**What to do:** Pick out each line containing the string "Flow".

※

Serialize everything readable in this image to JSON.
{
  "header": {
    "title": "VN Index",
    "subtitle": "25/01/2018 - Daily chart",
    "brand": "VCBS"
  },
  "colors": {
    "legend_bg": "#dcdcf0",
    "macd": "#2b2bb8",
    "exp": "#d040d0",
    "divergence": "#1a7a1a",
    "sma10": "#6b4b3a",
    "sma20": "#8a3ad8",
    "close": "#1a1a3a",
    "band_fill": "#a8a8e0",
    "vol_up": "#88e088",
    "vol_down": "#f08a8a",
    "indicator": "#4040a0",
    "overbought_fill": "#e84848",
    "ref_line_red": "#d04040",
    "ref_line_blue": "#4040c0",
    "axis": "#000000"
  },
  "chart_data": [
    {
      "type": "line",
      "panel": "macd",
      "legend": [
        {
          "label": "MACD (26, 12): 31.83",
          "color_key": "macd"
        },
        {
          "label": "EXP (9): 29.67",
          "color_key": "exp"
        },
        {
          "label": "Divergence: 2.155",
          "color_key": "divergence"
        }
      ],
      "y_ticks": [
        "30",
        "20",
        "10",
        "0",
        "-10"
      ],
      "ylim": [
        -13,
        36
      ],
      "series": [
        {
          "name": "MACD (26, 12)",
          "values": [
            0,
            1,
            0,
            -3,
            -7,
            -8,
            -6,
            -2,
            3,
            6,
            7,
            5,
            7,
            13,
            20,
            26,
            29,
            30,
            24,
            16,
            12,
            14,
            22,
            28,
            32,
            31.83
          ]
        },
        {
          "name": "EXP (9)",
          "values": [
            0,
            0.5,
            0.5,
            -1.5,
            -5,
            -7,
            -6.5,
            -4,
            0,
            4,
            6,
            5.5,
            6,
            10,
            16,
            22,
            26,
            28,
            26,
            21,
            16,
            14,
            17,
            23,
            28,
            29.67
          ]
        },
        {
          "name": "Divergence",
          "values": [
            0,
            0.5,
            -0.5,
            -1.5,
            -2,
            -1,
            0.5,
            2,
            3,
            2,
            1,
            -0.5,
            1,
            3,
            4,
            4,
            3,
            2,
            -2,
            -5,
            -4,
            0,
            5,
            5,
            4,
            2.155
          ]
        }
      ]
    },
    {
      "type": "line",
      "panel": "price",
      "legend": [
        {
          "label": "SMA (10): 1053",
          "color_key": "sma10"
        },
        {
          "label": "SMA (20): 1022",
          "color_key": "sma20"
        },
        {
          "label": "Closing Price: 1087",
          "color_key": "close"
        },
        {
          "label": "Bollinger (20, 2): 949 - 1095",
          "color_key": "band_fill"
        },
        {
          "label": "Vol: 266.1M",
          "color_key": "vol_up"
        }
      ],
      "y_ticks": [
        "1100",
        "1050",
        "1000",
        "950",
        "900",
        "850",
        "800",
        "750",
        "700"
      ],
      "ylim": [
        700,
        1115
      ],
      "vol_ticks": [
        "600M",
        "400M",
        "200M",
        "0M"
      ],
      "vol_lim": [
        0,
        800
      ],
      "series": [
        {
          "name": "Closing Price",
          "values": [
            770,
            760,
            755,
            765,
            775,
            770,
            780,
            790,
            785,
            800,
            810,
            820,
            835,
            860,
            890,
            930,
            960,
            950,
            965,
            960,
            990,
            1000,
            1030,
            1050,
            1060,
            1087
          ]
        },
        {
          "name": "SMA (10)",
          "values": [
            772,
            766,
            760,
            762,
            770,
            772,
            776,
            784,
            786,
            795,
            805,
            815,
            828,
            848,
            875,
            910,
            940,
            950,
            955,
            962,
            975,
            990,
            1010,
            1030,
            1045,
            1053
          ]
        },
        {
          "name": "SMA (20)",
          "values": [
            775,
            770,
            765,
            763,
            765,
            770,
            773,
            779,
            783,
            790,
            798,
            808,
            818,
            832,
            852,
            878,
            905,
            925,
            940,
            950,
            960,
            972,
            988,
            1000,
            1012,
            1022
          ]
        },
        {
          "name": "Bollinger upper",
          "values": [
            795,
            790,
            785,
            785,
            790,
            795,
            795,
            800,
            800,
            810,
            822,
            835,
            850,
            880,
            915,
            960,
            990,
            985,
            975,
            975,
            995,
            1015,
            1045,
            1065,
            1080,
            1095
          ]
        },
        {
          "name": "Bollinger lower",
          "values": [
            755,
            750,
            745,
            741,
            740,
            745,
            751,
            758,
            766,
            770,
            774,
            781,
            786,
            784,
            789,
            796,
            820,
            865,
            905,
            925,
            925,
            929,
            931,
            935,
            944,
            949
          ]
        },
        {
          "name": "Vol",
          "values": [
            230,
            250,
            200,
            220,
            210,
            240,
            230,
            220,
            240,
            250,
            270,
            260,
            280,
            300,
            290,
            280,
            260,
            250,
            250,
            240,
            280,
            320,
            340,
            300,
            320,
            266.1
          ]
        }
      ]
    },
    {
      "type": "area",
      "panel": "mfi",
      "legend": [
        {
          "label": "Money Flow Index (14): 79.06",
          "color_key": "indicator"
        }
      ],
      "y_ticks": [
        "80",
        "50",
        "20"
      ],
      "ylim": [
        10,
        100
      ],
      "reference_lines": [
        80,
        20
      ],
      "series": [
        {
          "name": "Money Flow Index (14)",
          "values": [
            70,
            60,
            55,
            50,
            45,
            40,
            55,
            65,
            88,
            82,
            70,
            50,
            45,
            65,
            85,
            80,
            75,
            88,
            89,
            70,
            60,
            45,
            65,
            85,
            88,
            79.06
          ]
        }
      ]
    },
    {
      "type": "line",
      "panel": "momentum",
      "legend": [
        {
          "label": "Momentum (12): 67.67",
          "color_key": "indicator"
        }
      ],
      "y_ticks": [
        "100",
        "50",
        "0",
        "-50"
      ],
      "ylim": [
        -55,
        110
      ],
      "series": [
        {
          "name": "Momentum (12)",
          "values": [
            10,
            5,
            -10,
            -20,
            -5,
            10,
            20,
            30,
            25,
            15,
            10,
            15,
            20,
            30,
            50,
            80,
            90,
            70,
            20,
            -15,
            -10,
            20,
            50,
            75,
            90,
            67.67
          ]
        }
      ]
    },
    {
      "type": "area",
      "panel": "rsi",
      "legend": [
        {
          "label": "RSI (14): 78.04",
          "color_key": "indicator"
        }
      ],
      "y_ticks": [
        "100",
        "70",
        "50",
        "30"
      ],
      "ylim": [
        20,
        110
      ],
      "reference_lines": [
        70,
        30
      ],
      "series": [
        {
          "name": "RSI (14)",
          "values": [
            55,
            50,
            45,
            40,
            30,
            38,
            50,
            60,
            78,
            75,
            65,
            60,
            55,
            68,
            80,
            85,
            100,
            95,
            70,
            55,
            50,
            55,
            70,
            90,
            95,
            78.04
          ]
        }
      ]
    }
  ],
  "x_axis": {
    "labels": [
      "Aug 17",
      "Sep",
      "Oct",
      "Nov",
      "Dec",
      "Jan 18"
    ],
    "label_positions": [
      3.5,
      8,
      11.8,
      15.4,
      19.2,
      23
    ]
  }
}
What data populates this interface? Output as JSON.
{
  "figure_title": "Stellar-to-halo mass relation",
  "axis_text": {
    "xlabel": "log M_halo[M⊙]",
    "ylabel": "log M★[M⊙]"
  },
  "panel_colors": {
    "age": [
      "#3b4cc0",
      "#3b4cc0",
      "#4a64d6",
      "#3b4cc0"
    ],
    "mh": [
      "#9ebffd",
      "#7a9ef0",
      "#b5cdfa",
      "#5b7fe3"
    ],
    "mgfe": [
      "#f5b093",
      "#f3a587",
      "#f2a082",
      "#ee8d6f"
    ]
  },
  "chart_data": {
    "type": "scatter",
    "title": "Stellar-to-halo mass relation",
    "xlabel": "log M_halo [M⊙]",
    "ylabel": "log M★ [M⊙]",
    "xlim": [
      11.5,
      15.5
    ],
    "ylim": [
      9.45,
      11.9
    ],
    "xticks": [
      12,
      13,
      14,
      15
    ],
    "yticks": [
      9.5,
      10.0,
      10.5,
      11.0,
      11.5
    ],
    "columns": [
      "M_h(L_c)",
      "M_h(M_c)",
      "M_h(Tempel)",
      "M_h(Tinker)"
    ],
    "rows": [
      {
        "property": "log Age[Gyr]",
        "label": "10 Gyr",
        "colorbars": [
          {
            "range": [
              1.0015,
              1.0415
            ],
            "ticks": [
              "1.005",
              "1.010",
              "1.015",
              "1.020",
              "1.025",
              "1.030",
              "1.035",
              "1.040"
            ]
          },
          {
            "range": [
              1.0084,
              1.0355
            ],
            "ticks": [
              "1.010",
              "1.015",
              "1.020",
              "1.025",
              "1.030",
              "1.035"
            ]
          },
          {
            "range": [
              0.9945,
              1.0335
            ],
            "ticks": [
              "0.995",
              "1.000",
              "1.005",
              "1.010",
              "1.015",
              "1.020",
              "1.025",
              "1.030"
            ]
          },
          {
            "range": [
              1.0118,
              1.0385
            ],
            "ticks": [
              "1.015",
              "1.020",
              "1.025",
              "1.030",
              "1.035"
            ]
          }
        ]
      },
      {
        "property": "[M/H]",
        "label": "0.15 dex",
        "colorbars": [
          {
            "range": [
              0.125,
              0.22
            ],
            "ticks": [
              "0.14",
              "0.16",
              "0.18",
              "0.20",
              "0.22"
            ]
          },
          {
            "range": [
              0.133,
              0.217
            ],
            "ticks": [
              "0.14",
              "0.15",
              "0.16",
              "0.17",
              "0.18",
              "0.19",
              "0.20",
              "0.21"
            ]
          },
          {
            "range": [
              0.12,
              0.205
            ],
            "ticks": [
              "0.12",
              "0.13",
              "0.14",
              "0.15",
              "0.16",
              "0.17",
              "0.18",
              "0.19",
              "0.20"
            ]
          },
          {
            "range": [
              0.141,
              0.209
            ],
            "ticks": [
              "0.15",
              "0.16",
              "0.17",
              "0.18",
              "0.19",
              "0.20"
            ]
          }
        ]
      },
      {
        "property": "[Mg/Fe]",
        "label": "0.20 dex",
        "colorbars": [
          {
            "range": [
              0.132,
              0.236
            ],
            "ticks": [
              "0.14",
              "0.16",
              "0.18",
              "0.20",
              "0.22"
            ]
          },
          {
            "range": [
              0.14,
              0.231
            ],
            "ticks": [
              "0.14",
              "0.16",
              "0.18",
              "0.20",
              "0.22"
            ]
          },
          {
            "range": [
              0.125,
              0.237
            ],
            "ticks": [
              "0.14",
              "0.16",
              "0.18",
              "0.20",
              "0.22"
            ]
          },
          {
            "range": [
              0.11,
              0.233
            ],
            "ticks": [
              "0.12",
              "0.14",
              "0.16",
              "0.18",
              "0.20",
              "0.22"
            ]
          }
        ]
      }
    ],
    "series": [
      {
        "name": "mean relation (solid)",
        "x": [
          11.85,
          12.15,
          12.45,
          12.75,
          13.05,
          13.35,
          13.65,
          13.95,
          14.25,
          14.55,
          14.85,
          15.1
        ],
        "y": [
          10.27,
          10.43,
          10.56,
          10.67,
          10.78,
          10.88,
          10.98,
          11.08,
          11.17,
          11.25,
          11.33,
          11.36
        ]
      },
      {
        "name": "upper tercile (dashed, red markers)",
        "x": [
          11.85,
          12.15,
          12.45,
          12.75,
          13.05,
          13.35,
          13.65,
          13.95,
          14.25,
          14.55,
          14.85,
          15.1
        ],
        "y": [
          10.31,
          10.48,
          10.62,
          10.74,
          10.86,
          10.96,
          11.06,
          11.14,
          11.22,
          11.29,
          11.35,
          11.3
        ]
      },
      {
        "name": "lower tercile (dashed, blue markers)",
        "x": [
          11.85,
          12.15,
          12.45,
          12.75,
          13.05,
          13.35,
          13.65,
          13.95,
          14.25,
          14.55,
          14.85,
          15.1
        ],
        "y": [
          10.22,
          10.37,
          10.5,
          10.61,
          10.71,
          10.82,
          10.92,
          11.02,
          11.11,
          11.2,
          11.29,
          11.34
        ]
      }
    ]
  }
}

※

**Answer to this task:**
          "label": "Money Flow Index (14): 79.06",
          "name": "Money Flow Index (14)",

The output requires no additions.